§ **EXERCISE REQUIREMENTS**
Copy out all of the data exactly as it appears.
— start —
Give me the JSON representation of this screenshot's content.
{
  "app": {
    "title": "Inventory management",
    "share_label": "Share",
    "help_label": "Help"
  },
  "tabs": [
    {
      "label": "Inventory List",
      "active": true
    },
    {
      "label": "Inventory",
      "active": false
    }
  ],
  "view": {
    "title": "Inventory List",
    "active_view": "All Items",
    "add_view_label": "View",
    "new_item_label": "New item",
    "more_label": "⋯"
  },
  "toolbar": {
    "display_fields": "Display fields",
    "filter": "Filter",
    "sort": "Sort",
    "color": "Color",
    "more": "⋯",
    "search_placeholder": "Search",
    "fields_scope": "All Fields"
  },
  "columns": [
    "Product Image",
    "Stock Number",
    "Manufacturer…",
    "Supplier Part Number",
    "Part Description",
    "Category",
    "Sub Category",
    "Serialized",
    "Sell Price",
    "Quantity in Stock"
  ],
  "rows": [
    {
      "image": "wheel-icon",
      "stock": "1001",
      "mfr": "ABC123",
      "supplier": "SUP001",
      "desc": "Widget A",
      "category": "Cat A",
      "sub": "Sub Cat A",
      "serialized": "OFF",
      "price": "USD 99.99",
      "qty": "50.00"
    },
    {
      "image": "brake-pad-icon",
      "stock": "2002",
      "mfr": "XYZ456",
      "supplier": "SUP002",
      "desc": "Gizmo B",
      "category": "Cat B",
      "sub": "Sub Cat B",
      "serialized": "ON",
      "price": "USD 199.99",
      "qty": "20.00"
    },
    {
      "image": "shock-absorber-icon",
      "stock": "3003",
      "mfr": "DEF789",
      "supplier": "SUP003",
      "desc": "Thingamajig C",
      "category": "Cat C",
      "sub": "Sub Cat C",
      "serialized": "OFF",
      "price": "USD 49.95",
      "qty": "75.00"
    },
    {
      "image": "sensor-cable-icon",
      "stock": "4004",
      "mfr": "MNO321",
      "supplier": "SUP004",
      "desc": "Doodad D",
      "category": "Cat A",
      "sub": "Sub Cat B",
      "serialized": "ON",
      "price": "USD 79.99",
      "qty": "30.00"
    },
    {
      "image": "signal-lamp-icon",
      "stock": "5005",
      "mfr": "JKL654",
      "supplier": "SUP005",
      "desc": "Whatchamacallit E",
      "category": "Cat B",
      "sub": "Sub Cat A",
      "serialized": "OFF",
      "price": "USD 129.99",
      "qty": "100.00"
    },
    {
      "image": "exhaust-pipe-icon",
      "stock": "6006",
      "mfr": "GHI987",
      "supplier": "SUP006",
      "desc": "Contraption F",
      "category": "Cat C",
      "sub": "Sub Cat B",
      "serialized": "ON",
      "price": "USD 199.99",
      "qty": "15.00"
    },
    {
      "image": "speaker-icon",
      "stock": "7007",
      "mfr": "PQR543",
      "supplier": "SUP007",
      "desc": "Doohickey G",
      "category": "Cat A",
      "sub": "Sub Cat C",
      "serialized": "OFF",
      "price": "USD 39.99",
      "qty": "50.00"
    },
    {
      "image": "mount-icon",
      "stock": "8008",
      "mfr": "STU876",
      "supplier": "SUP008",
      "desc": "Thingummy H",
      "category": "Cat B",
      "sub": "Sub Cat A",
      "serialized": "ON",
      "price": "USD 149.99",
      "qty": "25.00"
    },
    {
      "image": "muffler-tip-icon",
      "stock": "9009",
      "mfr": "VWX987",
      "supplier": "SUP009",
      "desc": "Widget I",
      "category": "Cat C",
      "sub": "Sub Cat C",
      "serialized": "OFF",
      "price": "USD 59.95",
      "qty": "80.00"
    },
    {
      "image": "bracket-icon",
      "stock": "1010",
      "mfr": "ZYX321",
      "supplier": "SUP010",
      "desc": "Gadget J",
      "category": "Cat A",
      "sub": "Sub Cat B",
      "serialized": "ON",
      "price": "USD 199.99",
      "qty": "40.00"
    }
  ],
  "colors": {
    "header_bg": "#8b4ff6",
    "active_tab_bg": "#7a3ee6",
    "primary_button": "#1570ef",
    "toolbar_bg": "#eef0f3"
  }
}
— end —
§ **FULL SOLUTION**
Give me the JSON representation of this screenshot's content.
{
  "app": {
    "title": "Inventory management",
    "share_label": "Share",
    "help_label": "Help"
  },
  "tabs": [
    {
      "label": "Inventory List",
      "active": true
    },
    {
      "label": "Inventory",
      "active": false
    }
  ],
  "view": {
    "title": "Inventory List",
    "active_view": "All Items",
    "add_view_label": "View",
    "new_item_label": "New item",
    "more_label": "⋯"
  },
  "toolbar": {
    "display_fields": "Display fields",
    "filter": "Filter",
    "sort": "Sort",
    "color": "Color",
    "more": "⋯",
    "search_placeholder": "Search",
    "fields_scope": "All Fields"
  },
  "columns": [
    "Product Image",
    "Stock Number",
    "Manufacturer…",
    "Supplier Part Number",
    "Part Description",
    "Category",
    "Sub Category",
    "Serialized",
    "Sell Price",
    "Quantity in Stock"
  ],
  "rows": [
    {
      "image": "wheel-icon",
      "stock": "1001",
      "mfr": "ABC123",
      "supplier": "SUP001",
      "desc": "Widget A",
      "category": "Cat A",
      "sub": "Sub Cat A",
      "serialized": "OFF",
      "price": "USD 99.99",
      "qty": "50.00"
    },
    {
      "image": "brake-pad-icon",
      "stock": "2002",
      "mfr": "XYZ456",
      "supplier": "SUP002",
      "desc": "Gizmo B",
      "category": "Cat B",
      "sub": "Sub Cat B",
      "serialized": "ON",
      "price": "USD 199.99",
      "qty": "20.00"
    },
    {
      "image": "shock-absorber-icon",
      "stock": "3003",
      "mfr": "DEF789",
      "supplier": "SUP003",
      "desc": "Thingamajig C",
      "category": "Cat C",
      "sub": "Sub Cat C",
      "serialized": "OFF",
      "price": "USD 49.95",
      "qty": "75.00"
    },
    {
      "image": "sensor-cable-icon",
      "stock": "4004",
      "mfr": "MNO321",
      "supplier": "SUP004",
      "desc": "Doodad D",
      "category": "Cat A",
      "sub": "Sub Cat B",
      "serialized": "ON",
      "price": "USD 79.99",
      "qty": "30.00"
    },
    {
      "image": "signal-lamp-icon",
      "stock": "5005",
      "mfr": "JKL654",
      "supplier": "SUP005",
      "desc": "Whatchamacallit E",
      "category": "Cat B",
      "sub": "Sub Cat A",
      "serialized": "OFF",
      "price": "USD 129.99",
      "qty": "100.00"
    },
    {
      "image": "exhaust-pipe-icon",
      "stock": "6006",
      "mfr": "GHI987",
      "supplier": "SUP006",
      "desc": "Contraption F",
      "category": "Cat C",
      "sub": "Sub Cat B",
      "serialized": "ON",
      "price": "USD 199.99",
      "qty": "15.00"
    },
    {
      "image": "speaker-icon",
      "stock": "7007",
      "mfr": "PQR543",
      "supplier": "SUP007",
      "desc": "Doohickey G",
      "category": "Cat A",
      "sub": "Sub Cat C",
      "serialized": "OFF",
      "price": "USD 39.99",
      "qty": "50.00"
    },
    {
      "image": "mount-icon",
      "stock": "8008",
      "mfr": "STU876",
      "supplier": "SUP008",
      "desc": "Thingummy H",
      "category": "Cat B",
      "sub": "Sub Cat A",
      "serialized": "ON",
      "price": "USD 149.99",
      "qty": "25.00"
    },
    {
      "image": "muffler-tip-icon",
      "stock": "9009",
      "mfr": "VWX987",
      "supplier": "SUP009",
      "desc": "Widget I",
      "category": "Cat C",
      "sub": "Sub Cat C",
      "serialized": "OFF",
      "price": "USD 59.95",
      "qty": "80.00"
    },
    {
      "image": "bracket-icon",
      "stock": "1010",
      "mfr": "ZYX321",
      "supplier": "SUP010",
      "desc": "Gadget J",
      "category": "Cat A",
      "sub": "Sub Cat B",
      "serialized": "ON",
      "price": "USD 199.99",
      "qty": "40.00"
    }
  ],
  "colors": {
    "header_bg": "#8b4ff6",
    "active_tab_bg": "#7a3ee6",
    "primary_button": "#1570ef",
    "toolbar_bg": "#eef0f3"
  }
}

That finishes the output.